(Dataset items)
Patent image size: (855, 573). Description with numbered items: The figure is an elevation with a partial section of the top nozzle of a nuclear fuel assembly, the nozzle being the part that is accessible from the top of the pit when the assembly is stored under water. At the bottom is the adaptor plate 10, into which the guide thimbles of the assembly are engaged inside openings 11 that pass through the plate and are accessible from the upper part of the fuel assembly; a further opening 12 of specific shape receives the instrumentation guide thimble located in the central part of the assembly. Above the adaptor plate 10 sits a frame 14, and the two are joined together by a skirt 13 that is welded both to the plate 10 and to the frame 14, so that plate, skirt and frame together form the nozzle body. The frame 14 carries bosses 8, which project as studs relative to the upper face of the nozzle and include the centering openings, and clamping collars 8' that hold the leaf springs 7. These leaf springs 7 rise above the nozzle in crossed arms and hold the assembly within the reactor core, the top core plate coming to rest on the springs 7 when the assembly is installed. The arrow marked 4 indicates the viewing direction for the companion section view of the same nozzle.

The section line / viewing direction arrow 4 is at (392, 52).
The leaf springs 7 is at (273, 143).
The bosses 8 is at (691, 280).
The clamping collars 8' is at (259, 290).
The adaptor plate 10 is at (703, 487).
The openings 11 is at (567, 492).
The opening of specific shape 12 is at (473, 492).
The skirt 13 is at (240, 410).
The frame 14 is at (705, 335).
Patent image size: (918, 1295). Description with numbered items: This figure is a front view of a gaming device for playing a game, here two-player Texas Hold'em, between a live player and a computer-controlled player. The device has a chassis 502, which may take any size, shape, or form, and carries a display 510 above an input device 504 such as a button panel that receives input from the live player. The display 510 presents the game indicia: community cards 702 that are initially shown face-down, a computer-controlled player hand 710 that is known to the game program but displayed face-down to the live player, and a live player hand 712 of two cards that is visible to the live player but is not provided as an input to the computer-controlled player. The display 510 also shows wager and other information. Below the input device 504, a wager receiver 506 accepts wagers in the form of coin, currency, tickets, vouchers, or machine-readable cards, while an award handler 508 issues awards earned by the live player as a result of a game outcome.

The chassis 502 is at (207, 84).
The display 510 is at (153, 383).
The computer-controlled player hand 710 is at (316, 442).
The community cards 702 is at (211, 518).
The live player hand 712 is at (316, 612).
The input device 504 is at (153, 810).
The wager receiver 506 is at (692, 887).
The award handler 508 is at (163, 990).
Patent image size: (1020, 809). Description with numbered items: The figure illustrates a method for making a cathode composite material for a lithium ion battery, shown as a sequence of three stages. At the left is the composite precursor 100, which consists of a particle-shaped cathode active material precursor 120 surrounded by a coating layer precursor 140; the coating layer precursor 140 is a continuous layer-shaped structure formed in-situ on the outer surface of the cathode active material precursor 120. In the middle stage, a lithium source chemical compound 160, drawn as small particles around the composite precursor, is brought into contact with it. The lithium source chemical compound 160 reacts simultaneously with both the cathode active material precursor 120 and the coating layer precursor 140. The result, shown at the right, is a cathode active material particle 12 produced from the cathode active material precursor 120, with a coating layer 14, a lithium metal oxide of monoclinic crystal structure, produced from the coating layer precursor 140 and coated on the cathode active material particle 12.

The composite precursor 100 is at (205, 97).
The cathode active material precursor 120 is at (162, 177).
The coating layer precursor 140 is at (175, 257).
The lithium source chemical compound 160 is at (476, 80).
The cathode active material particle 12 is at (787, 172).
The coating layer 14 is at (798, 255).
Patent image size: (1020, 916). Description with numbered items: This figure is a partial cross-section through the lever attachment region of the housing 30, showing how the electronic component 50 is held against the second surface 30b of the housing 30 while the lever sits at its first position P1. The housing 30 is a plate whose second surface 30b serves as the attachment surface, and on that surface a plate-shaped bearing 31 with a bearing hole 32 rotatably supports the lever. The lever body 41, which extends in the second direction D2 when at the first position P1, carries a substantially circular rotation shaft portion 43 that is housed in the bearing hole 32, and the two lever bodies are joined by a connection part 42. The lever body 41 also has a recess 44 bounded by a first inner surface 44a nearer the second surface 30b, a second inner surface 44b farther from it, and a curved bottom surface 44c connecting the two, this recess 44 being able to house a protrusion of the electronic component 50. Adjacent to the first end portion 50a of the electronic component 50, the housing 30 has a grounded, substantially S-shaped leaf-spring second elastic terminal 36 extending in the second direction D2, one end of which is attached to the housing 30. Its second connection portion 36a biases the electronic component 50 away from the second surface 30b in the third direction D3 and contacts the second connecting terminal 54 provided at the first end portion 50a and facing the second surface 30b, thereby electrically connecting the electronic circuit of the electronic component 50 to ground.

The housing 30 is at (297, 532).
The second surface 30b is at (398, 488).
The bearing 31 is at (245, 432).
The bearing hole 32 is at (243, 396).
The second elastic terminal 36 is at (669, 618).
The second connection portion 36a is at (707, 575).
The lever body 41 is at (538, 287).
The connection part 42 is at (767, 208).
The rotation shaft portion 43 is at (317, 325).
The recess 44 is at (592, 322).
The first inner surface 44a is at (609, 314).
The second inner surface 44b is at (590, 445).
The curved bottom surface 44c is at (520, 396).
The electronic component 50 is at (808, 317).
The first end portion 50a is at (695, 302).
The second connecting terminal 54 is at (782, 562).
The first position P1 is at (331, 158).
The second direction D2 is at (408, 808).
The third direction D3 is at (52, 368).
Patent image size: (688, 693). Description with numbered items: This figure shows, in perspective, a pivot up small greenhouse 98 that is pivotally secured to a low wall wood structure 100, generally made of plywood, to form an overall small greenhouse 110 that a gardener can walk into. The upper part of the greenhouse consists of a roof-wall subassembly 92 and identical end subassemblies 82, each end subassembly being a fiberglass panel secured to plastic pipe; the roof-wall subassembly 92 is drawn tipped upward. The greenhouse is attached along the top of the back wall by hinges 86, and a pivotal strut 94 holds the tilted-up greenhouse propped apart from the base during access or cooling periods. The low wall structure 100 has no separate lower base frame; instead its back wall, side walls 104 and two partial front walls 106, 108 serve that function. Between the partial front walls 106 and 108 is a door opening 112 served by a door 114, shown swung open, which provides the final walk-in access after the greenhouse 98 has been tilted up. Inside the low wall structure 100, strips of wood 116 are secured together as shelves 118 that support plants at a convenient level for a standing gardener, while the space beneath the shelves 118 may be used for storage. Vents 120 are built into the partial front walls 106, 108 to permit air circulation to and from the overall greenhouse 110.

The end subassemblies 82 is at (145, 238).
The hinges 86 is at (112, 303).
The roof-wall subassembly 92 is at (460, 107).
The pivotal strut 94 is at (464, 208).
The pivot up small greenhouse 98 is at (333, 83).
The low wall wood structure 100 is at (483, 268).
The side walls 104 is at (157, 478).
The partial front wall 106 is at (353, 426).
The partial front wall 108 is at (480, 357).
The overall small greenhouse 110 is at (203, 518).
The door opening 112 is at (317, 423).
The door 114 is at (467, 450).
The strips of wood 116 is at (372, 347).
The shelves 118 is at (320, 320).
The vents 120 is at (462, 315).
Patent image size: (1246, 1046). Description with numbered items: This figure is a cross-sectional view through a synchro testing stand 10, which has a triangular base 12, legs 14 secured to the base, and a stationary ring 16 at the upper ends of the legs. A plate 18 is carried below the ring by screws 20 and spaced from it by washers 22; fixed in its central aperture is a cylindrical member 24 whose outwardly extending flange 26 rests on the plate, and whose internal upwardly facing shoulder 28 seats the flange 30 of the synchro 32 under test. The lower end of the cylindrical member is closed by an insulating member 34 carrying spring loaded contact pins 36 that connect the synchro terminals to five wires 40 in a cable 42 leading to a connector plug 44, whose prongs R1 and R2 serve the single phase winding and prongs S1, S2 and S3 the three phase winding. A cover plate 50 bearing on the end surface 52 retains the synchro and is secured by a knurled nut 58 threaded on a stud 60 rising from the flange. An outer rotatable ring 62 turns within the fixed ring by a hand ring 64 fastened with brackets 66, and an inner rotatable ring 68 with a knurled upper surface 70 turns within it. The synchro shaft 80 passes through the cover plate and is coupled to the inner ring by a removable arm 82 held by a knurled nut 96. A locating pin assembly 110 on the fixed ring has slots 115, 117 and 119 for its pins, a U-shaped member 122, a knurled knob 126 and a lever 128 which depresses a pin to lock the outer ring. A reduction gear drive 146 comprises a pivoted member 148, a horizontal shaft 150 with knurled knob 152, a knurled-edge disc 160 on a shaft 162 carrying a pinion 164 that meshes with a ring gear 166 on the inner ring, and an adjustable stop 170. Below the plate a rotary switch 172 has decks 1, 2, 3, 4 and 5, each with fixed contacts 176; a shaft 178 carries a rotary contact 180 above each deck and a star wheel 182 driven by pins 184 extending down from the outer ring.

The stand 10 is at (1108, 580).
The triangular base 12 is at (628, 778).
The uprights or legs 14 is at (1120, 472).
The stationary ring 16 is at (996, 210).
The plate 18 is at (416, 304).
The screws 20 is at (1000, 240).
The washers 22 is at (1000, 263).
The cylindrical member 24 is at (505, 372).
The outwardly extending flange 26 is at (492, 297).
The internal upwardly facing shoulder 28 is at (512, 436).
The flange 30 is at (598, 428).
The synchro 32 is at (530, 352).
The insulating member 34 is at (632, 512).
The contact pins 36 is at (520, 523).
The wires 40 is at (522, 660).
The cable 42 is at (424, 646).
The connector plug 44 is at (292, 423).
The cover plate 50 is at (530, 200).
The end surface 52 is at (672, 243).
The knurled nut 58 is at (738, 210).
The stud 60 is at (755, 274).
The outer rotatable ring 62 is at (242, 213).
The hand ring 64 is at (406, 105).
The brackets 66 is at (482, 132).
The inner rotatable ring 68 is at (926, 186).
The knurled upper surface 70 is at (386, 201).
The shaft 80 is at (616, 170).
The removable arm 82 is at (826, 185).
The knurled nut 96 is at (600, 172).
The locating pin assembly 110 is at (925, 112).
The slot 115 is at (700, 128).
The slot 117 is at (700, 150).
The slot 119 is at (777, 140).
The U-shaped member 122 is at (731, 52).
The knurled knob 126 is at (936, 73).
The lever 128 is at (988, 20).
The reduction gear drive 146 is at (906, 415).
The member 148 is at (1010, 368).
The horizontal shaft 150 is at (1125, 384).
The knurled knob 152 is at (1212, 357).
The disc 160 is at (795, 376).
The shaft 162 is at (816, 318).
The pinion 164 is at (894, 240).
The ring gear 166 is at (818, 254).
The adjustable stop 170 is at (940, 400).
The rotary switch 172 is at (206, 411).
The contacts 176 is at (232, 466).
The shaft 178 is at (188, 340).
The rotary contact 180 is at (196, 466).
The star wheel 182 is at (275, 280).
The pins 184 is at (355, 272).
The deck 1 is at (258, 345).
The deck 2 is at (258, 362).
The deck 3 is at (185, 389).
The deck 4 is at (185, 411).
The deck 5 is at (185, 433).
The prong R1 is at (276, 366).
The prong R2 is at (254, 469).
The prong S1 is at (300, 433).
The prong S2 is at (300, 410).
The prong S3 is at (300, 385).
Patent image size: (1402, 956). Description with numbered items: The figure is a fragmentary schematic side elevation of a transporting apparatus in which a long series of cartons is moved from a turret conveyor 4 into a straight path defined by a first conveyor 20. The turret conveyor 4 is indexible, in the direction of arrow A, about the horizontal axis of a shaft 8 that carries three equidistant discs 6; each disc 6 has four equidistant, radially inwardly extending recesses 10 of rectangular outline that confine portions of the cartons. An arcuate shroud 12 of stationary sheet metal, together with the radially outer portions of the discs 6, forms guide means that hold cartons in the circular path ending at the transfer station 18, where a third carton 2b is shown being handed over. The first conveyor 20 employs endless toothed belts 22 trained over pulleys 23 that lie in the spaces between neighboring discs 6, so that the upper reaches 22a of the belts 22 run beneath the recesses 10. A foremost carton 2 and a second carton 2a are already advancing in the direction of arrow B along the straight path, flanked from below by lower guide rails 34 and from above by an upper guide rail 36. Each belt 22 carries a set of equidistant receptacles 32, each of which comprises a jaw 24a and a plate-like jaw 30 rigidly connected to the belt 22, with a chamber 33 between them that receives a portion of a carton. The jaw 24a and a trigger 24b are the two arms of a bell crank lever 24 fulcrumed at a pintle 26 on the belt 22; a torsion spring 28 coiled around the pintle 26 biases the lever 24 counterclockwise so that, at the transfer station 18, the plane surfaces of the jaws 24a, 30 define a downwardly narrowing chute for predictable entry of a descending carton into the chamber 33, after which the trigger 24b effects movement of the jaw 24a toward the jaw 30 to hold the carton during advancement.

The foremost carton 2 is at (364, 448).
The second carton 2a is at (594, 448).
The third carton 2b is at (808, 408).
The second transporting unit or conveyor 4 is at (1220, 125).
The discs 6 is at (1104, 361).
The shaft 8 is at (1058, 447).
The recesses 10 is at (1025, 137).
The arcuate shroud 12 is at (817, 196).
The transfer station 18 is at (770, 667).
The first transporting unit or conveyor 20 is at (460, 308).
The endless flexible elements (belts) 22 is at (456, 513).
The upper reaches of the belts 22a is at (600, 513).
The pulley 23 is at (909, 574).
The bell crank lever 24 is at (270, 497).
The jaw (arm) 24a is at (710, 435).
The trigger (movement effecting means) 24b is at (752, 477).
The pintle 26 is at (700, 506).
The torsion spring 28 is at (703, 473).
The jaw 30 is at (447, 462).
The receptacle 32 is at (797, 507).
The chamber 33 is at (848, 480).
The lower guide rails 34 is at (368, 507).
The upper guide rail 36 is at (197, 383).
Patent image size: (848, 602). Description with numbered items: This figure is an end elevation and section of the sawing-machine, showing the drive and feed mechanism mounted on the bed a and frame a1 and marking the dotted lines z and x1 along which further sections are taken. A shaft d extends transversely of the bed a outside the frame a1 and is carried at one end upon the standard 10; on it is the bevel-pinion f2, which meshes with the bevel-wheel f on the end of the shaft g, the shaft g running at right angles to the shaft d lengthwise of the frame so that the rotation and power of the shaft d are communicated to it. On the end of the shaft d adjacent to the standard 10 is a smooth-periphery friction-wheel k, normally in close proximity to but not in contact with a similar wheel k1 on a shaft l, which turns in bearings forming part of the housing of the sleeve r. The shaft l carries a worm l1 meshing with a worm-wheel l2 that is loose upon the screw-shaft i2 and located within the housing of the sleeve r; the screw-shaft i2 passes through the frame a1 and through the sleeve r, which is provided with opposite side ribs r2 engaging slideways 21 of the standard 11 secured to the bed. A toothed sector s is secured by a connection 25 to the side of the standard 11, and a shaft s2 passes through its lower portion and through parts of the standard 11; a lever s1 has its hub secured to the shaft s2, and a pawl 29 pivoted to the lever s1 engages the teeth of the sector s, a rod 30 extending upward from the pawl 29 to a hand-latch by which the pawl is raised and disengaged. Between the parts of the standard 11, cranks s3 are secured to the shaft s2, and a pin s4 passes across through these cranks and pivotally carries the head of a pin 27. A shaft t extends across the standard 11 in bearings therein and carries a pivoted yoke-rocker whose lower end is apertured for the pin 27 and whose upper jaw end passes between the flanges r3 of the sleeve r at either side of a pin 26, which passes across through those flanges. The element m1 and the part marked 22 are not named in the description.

→ Exercise details: Edit the part of the entries that runs from the start through the line containing "The frame 14 is at (705, 335)." by replacing "elevation" with "front view", changing nothing else, and give only those lines.

→ Full response:
Patent image size: (855, 573). Description with numbered items: The figure is an front view with a partial section of the top nozzle of a nuclear fuel assembly, the nozzle being the part that is accessible from the top of the pit when the assembly is stored under water. At the bottom is the adaptor plate 10, into which the guide thimbles of the assembly are engaged inside openings 11 that pass through the plate and are accessible from the upper part of the fuel assembly; a further opening 12 of specific shape receives the instrumentation guide thimble located in the central part of the assembly. Above the adaptor plate 10 sits a frame 14, and the two are joined together by a skirt 13 that is welded both to the plate 10 and to the frame 14, so that plate, skirt and frame together form the nozzle body. The frame 14 carries bosses 8, which project as studs relative to the upper face of the nozzle and include the centering openings, and clamping collars 8' that hold the leaf springs 7. These leaf springs 7 rise above the nozzle in crossed arms and hold the assembly within the reactor core, the top core plate coming to rest on the springs 7 when the assembly is installed. The arrow marked 4 indicates the viewing direction for the companion section view of the same nozzle.

The section line / viewing direction arrow 4 is at (392, 52).
The leaf springs 7 is at (273, 143).
The bosses 8 is at (691, 280).
The clamping collars 8' is at (259, 290).
The adaptor plate 10 is at (703, 487).
The openings 11 is at (567, 492).
The opening of specific shape 12 is at (473, 492).
The skirt 13 is at (240, 410).
The frame 14 is at (705, 335).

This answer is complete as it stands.